How many of the lines that follow contain the word "ACARA"? Give only the number.

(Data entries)
'''
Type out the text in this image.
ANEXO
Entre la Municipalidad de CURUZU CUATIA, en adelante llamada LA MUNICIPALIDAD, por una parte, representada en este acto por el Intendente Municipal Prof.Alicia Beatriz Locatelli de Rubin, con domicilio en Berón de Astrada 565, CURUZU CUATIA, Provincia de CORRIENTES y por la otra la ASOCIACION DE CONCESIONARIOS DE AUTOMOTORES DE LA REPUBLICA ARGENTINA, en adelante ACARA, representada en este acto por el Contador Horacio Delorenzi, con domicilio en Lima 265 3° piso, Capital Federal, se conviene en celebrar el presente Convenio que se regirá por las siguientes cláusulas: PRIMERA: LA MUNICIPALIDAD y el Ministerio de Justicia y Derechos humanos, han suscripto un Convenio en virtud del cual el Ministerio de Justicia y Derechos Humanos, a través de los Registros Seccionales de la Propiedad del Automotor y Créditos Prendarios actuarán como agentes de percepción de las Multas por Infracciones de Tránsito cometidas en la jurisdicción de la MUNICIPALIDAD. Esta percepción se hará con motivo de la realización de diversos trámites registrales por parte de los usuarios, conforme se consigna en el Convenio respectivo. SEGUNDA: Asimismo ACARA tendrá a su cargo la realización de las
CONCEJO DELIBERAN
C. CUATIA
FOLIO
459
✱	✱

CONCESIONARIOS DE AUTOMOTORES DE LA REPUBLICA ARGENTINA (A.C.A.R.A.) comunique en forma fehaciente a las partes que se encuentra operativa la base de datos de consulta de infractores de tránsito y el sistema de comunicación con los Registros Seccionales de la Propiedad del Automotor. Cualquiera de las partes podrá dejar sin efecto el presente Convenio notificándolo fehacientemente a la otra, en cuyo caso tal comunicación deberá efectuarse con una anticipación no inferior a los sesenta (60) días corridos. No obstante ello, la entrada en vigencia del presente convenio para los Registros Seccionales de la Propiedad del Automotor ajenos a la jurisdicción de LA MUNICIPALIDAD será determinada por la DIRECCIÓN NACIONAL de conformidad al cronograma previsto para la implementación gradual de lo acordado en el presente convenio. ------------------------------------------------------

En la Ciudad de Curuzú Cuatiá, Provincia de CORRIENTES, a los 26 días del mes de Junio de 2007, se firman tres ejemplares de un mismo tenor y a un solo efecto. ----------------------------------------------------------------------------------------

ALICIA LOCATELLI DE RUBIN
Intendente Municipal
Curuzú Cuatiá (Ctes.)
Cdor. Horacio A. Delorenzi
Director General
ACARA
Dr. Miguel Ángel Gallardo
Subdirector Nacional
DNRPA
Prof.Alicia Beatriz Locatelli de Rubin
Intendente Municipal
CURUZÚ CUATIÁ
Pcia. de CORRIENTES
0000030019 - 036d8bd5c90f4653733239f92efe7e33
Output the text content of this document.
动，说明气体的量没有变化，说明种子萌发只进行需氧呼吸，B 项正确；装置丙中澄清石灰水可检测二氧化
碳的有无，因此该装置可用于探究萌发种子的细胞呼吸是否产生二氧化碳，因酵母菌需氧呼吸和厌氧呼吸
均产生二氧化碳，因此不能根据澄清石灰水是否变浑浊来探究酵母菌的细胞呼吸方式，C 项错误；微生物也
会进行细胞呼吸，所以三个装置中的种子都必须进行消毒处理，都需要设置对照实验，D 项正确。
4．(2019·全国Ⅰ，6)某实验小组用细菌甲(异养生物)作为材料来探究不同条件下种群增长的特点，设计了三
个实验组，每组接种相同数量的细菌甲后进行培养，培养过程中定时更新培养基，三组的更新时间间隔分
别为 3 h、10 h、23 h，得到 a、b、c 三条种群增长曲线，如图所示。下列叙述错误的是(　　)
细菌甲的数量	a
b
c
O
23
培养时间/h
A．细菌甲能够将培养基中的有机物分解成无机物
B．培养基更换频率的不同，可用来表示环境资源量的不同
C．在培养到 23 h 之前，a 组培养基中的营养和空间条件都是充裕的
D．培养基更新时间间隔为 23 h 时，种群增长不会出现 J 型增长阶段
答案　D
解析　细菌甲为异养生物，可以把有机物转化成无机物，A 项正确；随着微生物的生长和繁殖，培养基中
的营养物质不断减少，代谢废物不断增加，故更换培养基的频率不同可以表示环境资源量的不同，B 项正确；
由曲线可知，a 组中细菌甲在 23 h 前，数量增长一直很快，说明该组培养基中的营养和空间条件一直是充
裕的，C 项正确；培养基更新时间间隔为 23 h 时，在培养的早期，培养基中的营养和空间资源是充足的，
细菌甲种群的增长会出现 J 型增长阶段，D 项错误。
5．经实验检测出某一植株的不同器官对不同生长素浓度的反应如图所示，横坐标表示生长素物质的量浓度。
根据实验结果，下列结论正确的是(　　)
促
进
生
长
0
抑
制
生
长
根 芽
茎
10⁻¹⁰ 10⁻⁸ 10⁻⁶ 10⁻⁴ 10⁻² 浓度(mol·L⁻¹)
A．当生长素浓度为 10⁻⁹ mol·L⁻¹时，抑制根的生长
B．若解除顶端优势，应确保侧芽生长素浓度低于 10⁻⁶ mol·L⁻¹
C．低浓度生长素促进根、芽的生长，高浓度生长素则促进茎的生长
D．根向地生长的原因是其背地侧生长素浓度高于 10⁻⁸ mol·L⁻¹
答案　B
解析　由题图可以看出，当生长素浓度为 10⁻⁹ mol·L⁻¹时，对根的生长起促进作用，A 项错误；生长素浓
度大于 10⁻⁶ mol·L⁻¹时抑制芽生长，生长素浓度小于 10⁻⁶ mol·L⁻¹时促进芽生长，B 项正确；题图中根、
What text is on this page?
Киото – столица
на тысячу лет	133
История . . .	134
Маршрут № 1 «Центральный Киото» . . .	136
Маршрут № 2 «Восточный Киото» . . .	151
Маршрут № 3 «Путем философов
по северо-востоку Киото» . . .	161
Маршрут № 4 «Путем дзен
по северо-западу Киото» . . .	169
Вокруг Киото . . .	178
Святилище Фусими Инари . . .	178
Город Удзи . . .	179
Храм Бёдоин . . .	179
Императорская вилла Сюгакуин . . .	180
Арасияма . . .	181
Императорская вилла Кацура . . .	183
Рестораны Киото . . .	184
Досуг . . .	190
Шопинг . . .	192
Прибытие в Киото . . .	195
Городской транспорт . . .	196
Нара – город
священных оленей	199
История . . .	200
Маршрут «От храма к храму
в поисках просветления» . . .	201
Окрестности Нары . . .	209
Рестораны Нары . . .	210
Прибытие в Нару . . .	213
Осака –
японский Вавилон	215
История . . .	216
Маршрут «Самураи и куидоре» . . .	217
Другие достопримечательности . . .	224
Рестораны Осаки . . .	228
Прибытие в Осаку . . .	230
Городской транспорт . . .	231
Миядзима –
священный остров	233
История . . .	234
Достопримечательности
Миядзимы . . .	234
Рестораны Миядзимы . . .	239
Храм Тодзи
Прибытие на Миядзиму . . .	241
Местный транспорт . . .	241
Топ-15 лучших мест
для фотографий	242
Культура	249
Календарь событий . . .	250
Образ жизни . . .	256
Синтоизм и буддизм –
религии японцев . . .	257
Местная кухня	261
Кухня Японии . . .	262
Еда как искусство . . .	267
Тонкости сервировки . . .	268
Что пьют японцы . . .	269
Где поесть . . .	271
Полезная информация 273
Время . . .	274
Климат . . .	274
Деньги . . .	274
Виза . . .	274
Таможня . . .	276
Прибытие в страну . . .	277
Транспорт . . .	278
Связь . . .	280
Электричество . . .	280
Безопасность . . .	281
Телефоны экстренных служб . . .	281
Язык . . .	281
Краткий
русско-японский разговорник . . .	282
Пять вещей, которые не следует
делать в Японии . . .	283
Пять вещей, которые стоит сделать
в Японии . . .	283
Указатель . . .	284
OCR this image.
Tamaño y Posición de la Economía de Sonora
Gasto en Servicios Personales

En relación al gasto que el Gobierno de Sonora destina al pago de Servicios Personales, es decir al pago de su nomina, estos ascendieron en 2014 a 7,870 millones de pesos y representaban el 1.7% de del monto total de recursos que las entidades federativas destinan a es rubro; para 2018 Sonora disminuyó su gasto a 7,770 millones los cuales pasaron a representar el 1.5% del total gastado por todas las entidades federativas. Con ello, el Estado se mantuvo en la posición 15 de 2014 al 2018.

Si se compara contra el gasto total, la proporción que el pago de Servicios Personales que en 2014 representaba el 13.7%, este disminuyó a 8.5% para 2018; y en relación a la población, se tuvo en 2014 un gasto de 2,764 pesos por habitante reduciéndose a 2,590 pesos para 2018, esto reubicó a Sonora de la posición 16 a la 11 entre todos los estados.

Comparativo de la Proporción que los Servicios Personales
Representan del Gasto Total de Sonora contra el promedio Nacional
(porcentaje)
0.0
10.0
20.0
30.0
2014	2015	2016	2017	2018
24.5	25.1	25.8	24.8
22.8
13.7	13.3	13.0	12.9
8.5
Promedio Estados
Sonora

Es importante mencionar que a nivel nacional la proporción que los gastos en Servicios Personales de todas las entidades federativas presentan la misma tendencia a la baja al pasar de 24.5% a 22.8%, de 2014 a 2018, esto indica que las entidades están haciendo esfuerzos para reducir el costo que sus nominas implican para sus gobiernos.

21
'''
Full response -
2